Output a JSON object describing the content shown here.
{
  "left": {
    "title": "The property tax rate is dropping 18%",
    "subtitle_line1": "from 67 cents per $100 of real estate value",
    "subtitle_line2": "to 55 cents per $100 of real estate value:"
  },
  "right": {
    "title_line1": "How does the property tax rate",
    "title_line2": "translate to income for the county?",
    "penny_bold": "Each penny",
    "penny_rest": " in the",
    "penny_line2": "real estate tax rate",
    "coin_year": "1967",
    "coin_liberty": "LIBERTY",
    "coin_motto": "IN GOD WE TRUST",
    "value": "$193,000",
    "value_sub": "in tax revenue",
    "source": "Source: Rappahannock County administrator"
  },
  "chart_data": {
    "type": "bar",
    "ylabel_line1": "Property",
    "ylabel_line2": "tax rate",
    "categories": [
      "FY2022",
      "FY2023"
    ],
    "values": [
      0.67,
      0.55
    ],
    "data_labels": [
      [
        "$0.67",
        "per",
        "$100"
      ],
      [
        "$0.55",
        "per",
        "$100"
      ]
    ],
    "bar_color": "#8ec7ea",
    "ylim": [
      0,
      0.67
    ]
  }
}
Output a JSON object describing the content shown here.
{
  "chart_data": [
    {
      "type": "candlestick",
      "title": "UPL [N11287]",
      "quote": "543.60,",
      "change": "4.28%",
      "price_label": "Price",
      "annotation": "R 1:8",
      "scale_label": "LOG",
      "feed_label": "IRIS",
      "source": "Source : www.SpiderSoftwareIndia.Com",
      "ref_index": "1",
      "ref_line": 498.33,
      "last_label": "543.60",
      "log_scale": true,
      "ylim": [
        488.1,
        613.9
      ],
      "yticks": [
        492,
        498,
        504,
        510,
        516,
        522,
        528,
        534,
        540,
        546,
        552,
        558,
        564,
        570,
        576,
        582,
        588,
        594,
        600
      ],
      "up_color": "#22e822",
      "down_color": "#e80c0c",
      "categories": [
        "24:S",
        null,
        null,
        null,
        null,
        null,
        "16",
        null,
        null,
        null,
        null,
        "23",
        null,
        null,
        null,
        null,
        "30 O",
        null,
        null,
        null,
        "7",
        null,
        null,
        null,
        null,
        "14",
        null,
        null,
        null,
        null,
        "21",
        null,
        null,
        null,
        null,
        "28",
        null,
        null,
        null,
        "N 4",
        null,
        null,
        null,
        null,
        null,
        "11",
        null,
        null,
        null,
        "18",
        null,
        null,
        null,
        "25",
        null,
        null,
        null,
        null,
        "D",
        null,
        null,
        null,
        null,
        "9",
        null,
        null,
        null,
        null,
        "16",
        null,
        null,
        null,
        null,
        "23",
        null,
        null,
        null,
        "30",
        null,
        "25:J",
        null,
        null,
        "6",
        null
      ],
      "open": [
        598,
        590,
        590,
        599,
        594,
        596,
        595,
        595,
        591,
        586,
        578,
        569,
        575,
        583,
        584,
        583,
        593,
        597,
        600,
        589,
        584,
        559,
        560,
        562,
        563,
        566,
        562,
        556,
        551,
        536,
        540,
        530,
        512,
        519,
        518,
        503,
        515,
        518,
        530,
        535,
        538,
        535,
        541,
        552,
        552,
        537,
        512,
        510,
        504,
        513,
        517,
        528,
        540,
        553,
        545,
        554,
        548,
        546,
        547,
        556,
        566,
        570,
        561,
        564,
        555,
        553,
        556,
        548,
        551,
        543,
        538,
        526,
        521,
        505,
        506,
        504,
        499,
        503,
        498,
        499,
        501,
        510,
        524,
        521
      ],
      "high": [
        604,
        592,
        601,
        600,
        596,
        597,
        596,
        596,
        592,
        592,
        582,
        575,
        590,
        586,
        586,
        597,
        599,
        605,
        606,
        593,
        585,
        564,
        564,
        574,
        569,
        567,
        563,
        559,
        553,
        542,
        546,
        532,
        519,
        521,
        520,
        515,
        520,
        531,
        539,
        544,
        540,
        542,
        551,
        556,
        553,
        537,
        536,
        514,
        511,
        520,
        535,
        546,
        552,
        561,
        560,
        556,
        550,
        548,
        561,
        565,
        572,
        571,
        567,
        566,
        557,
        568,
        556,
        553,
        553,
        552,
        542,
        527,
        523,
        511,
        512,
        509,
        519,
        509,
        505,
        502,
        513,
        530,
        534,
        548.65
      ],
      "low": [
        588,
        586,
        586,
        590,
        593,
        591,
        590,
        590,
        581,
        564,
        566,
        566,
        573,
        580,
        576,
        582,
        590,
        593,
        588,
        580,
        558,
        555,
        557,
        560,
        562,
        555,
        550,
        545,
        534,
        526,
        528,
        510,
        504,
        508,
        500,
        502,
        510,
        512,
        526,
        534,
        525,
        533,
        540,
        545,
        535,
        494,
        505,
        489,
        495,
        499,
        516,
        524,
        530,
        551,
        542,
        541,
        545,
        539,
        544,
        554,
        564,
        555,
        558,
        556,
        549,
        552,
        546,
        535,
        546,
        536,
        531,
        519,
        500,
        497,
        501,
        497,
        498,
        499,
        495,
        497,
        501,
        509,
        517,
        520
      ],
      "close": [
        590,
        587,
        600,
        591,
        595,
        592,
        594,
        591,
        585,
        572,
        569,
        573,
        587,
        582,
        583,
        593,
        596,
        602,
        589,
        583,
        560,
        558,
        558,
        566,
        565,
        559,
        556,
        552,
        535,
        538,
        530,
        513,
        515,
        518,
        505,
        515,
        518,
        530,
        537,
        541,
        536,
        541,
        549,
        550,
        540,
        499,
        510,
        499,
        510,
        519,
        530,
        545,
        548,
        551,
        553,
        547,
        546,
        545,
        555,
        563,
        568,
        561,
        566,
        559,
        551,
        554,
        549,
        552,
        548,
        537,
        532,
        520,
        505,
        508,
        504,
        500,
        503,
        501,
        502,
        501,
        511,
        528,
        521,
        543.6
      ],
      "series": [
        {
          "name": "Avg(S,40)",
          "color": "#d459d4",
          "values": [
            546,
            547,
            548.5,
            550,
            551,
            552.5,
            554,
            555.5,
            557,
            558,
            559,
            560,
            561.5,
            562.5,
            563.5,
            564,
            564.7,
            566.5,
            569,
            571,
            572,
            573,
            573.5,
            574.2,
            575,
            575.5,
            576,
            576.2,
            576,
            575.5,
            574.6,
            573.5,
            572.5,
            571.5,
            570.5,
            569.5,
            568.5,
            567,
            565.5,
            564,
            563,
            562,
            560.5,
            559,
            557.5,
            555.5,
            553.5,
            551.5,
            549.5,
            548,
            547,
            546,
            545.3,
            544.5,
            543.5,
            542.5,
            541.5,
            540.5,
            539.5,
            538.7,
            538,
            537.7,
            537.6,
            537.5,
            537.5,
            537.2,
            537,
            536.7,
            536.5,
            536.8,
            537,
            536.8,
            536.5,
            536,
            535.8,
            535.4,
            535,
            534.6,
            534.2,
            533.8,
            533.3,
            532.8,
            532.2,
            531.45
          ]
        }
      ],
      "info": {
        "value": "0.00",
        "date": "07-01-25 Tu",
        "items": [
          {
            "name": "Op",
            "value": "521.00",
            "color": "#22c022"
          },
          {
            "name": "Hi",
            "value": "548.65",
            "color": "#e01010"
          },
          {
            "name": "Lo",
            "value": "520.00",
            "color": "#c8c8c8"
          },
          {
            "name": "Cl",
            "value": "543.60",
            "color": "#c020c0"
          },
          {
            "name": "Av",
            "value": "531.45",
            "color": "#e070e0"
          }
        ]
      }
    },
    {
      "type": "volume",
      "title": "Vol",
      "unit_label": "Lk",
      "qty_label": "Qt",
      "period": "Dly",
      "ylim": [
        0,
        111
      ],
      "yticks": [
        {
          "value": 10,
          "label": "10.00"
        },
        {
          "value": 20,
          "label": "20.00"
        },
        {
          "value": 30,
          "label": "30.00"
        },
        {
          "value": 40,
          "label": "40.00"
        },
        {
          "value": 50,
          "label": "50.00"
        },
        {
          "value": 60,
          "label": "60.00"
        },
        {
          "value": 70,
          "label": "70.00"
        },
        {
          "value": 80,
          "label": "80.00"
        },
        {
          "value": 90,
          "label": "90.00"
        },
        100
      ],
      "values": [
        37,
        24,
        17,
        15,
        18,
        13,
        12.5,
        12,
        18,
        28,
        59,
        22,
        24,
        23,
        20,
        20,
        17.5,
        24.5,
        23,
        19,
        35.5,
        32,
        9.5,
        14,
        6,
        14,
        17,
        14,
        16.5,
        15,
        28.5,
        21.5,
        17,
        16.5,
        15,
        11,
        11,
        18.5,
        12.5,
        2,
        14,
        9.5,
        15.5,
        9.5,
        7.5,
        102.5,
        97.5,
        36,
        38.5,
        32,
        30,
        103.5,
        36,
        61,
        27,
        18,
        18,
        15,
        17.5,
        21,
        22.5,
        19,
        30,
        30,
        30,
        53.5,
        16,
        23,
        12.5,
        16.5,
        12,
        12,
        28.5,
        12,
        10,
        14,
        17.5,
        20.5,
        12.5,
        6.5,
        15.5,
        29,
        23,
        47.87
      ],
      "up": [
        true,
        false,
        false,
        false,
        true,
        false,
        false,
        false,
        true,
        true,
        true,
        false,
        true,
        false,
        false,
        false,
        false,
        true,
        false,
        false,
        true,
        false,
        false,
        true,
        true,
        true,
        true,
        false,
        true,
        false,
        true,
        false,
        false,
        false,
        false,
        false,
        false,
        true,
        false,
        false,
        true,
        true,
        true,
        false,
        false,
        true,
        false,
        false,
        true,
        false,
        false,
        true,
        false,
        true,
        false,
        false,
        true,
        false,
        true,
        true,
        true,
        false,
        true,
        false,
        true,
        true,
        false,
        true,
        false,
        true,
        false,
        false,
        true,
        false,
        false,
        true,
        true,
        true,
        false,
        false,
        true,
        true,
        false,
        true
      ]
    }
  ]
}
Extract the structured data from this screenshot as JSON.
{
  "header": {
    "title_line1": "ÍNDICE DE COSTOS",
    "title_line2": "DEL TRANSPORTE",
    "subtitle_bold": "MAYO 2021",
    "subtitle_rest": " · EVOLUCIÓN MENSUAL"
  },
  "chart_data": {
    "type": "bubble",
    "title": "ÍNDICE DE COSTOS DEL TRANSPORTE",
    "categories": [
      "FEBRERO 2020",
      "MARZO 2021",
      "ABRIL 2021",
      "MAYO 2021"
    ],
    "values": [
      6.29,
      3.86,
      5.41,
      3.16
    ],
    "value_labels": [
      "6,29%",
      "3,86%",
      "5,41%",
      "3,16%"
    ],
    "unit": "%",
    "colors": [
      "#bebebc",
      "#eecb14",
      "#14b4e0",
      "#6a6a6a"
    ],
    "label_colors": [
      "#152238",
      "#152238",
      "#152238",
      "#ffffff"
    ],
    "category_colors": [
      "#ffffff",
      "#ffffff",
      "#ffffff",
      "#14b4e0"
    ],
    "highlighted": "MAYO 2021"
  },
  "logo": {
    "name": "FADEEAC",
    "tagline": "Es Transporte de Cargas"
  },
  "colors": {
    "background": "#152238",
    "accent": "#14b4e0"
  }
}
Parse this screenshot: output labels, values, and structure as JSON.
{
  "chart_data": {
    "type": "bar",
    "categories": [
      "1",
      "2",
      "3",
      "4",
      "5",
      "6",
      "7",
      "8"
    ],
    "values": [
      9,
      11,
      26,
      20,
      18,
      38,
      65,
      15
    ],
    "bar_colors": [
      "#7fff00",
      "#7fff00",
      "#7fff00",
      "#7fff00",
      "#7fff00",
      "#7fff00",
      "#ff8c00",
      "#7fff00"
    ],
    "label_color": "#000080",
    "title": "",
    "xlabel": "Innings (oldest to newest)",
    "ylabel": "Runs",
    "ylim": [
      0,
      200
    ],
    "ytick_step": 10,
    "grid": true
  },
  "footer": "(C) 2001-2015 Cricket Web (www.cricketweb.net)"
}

▸ **Do this**
Find the word "estate" in the entries above and gather every line that holds it.

▸ **Complete output**
    "subtitle_line1": "from 67 cents per $100 of real estate value",
    "subtitle_line2": "to 55 cents per $100 of real estate value:"
    "penny_line2": "real estate tax rate",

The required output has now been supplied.